## What this task involves
Restate the whole listing word for word. Pictures are left out.

## Source material
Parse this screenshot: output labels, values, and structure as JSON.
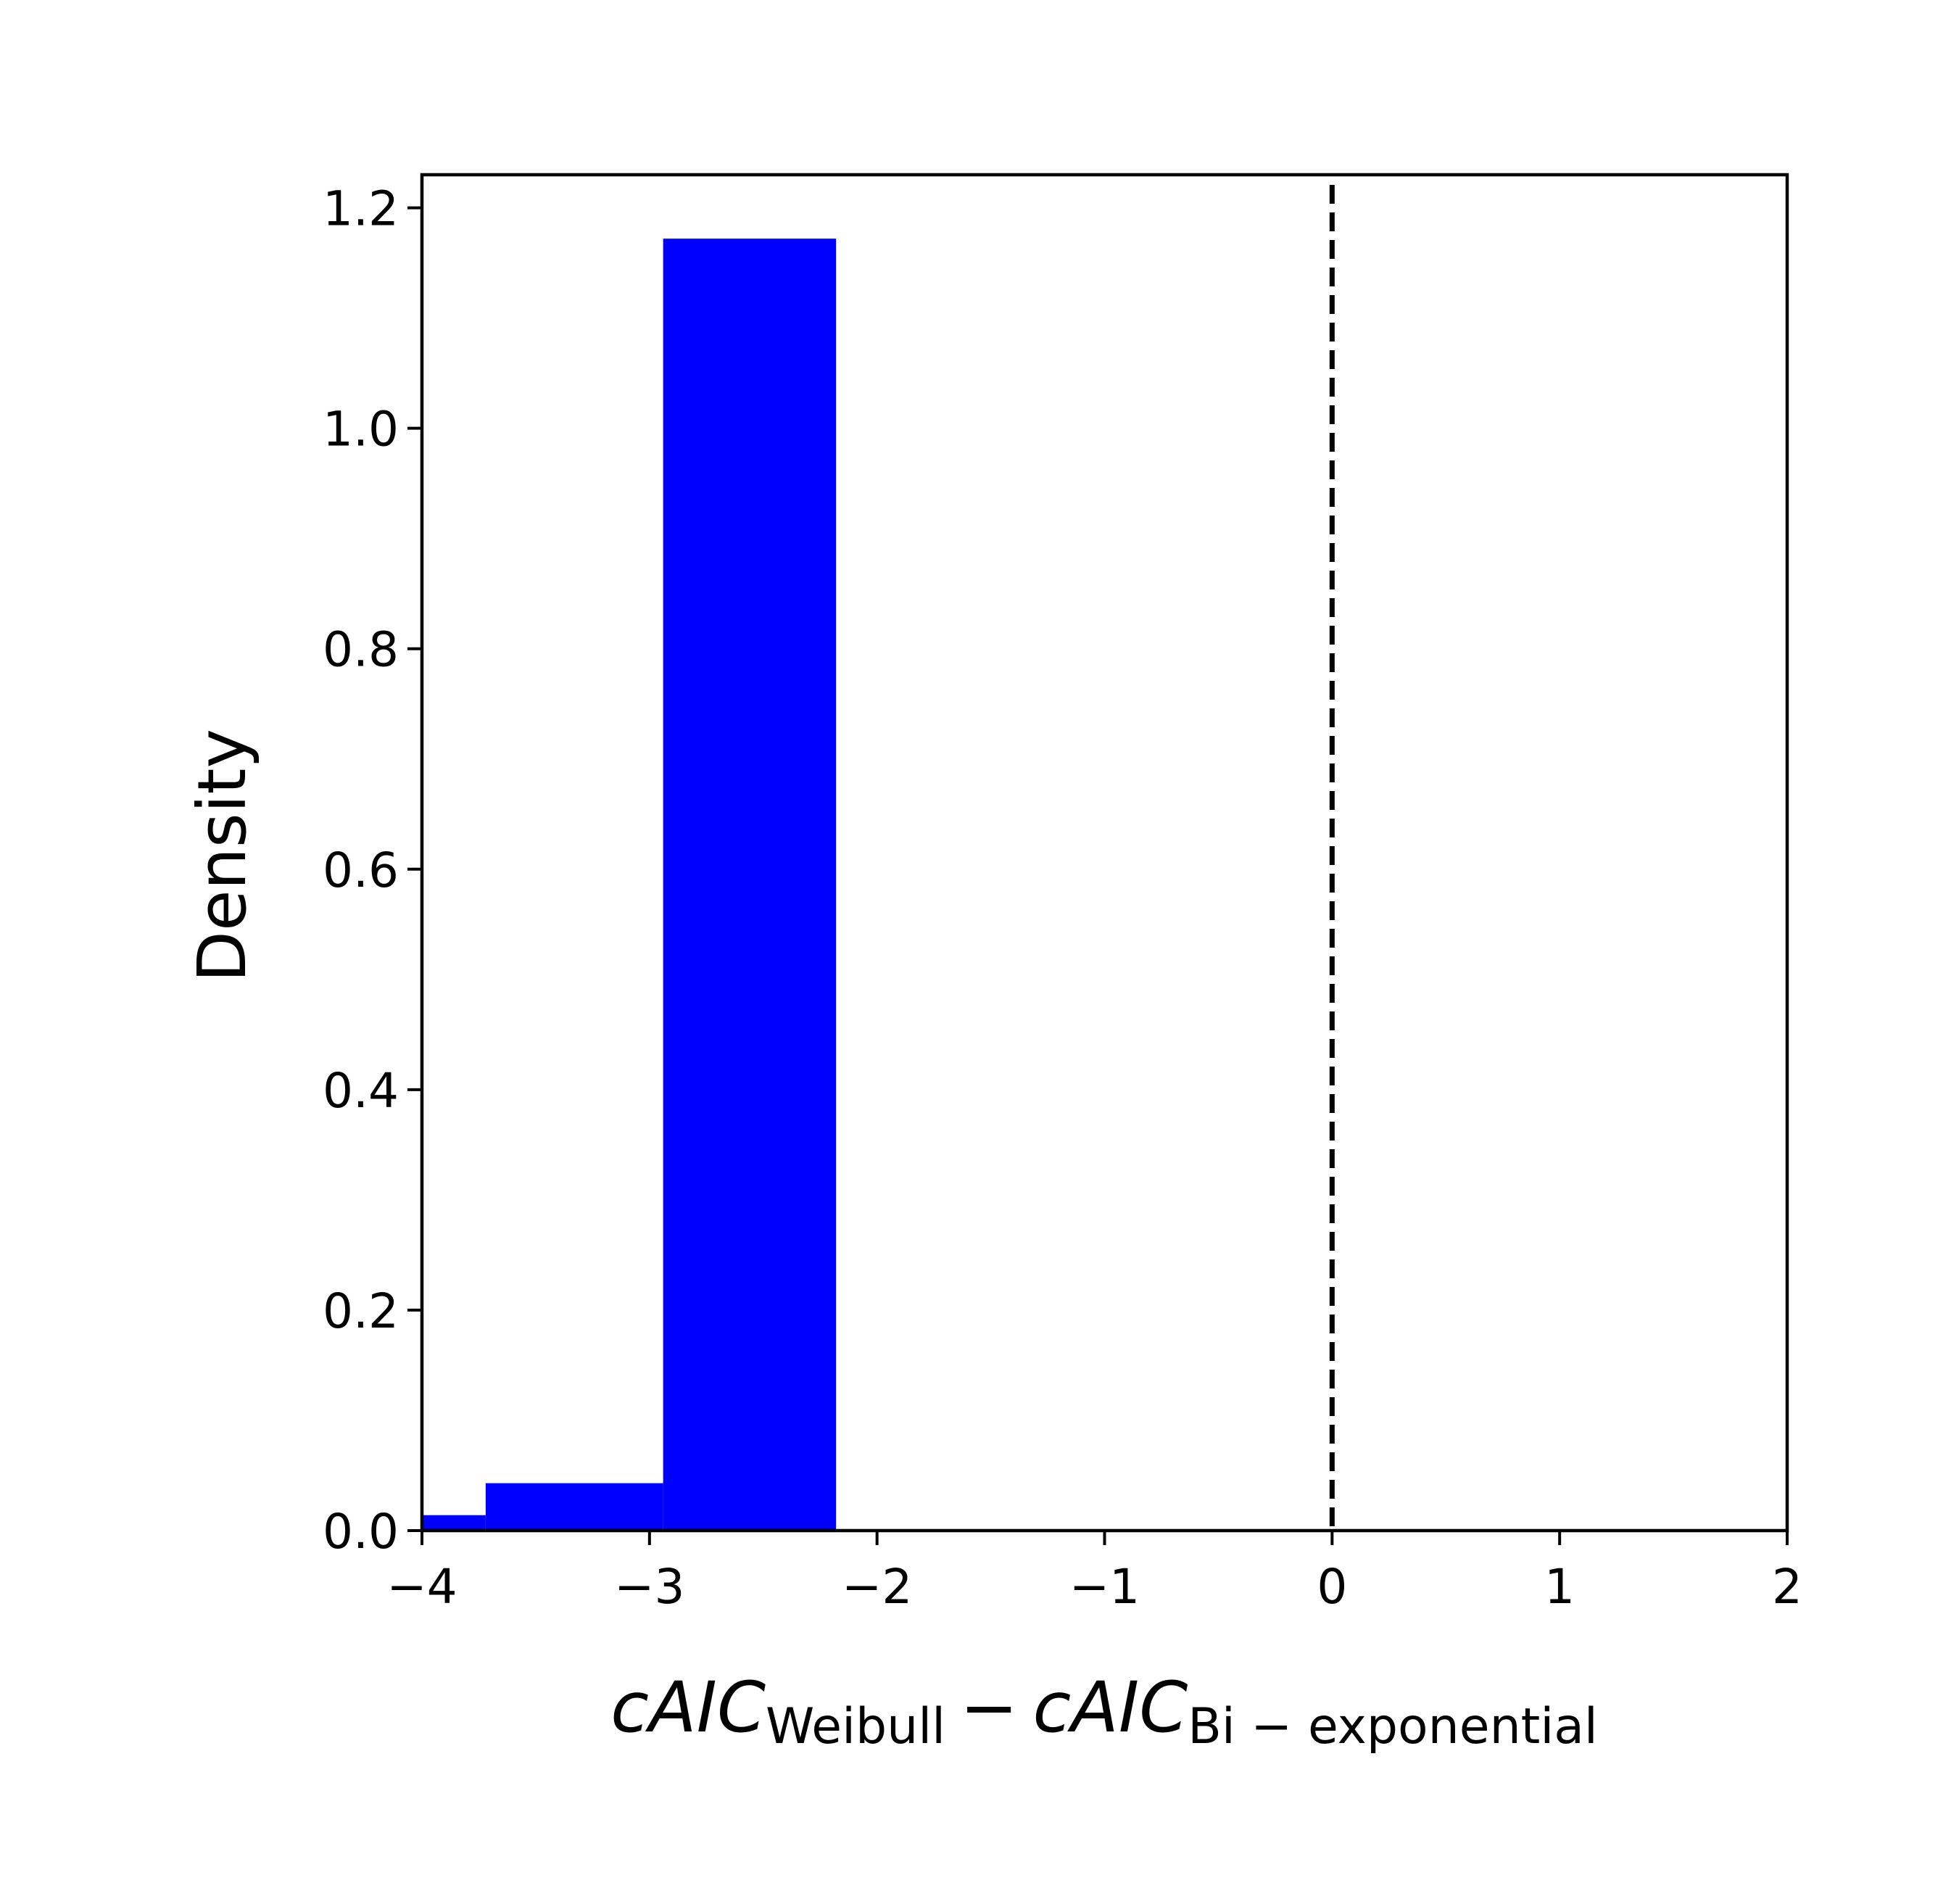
{
  "chart_data": {
    "type": "bar",
    "subtype": "histogram",
    "bins": [
      {
        "x0": -4.0,
        "x1": -3.72,
        "density": 0.014
      },
      {
        "x0": -3.72,
        "x1": -2.94,
        "density": 0.043
      },
      {
        "x0": -2.94,
        "x1": -2.18,
        "density": 1.172
      }
    ],
    "bar_color": "#0000ff",
    "reference_line": {
      "x": 0,
      "style": "dashed",
      "color": "#000000"
    },
    "xlim": [
      -4,
      2
    ],
    "ylim": [
      0,
      1.23
    ],
    "xticks": [
      -4,
      -3,
      -2,
      -1,
      0,
      1,
      2
    ],
    "xtick_labels": [
      "−4",
      "−3",
      "−2",
      "−1",
      "0",
      "1",
      "2"
    ],
    "yticks": [
      0.0,
      0.2,
      0.4,
      0.6,
      0.8,
      1.0,
      1.2
    ],
    "ytick_labels": [
      "0.0",
      "0.2",
      "0.4",
      "0.6",
      "0.8",
      "1.0",
      "1.2"
    ],
    "xlabel": {
      "term1": "cAIC",
      "sub1": "Weibull",
      "operator": "−",
      "term2": "cAIC",
      "sub2": "Bi − exponential"
    },
    "ylabel": "Density",
    "grid": false
  }
}
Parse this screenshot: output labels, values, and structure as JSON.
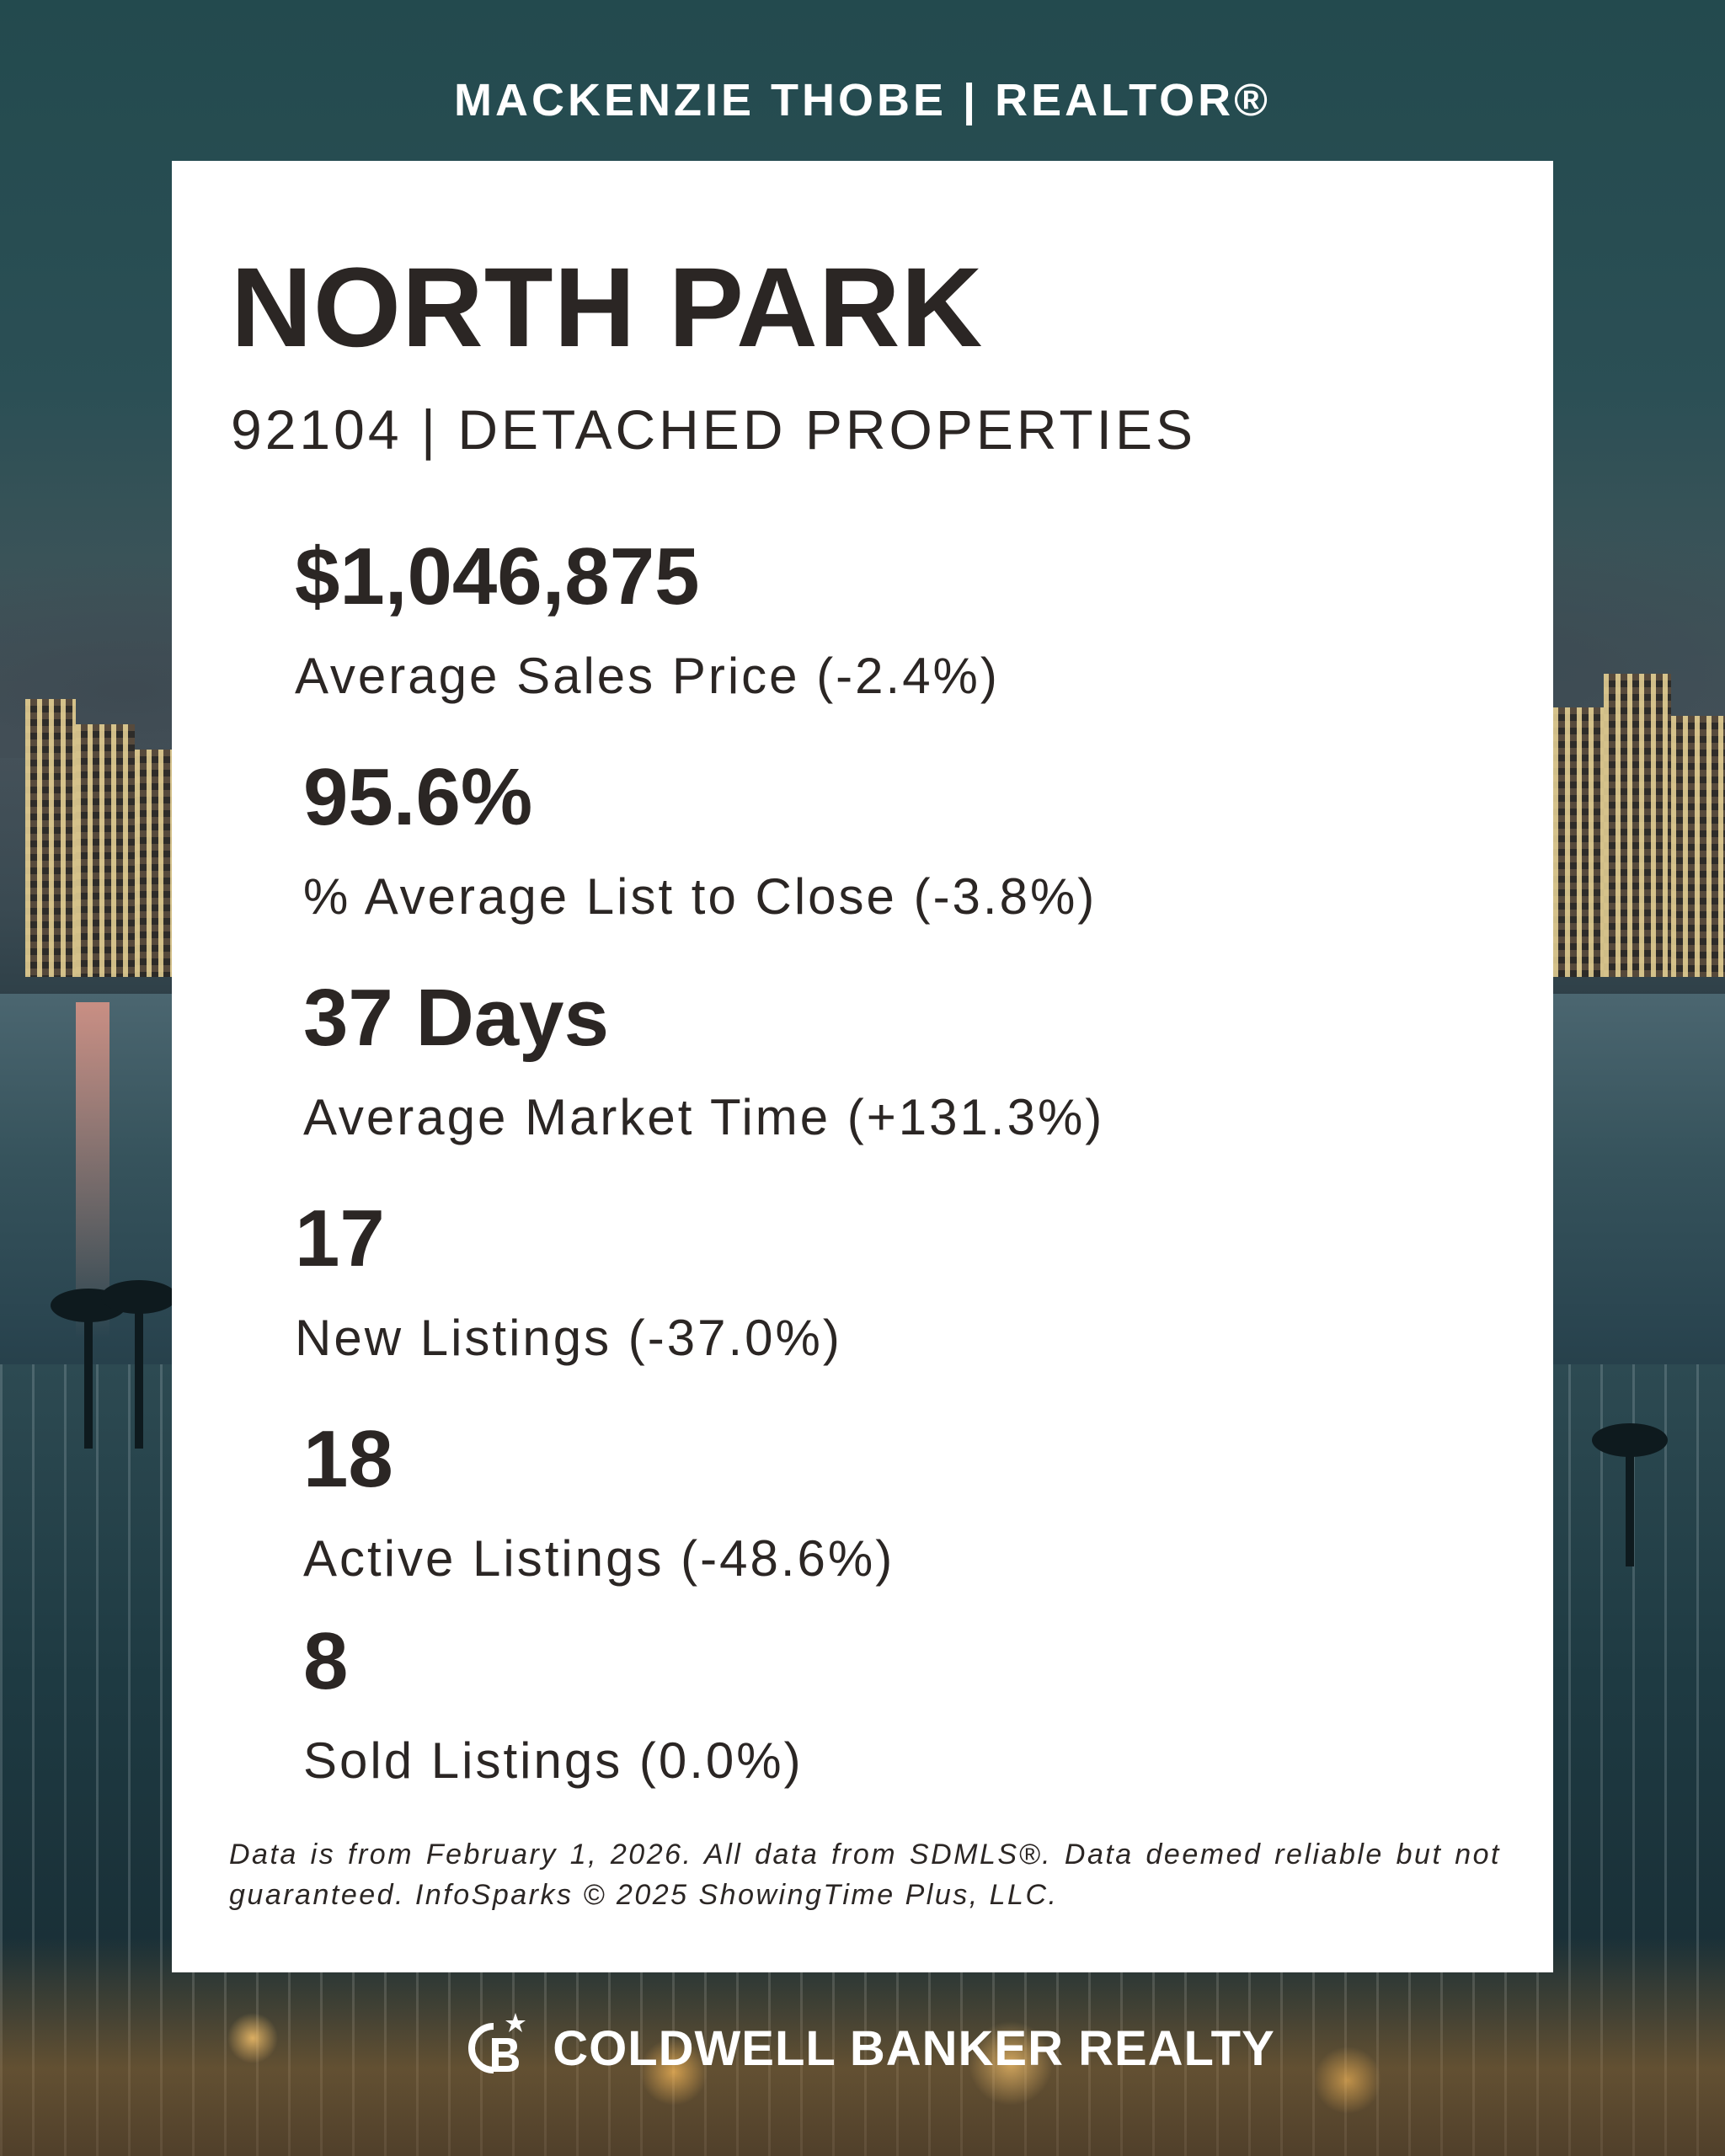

## Answer for the task
Parse this screenshot: output labels, values, and structure as JSON.
{
  "chart_data": {
    "type": "bar",
    "subtype": "histogram",
    "bins": [
      {
        "x0": -4.0,
        "x1": -3.72,
        "density": 0.014
      },
      {
        "x0": -3.72,
        "x1": -2.94,
        "density": 0.043
      },
      {
        "x0": -2.94,
        "x1": -2.18,
        "density": 1.172
      }
    ],
    "bar_color": "#0000ff",
    "reference_line": {
      "x": 0,
      "style": "dashed",
      "color": "#000000"
    },
    "xlim": [
      -4,
      2
    ],
    "ylim": [
      0,
      1.23
    ],
    "xticks": [
      -4,
      -3,
      -2,
      -1,
      0,
      1,
      2
    ],
    "xtick_labels": [
      "−4",
      "−3",
      "−2",
      "−1",
      "0",
      "1",
      "2"
    ],
    "yticks": [
      0.0,
      0.2,
      0.4,
      0.6,
      0.8,
      1.0,
      1.2
    ],
    "ytick_labels": [
      "0.0",
      "0.2",
      "0.4",
      "0.6",
      "0.8",
      "1.0",
      "1.2"
    ],
    "xlabel": {
      "term1": "cAIC",
      "sub1": "Weibull",
      "operator": "−",
      "term2": "cAIC",
      "sub2": "Bi − exponential"
    },
    "ylabel": "Density",
    "grid": false
  }
}
Parse this screenshot: output labels, values, and structure as JSON.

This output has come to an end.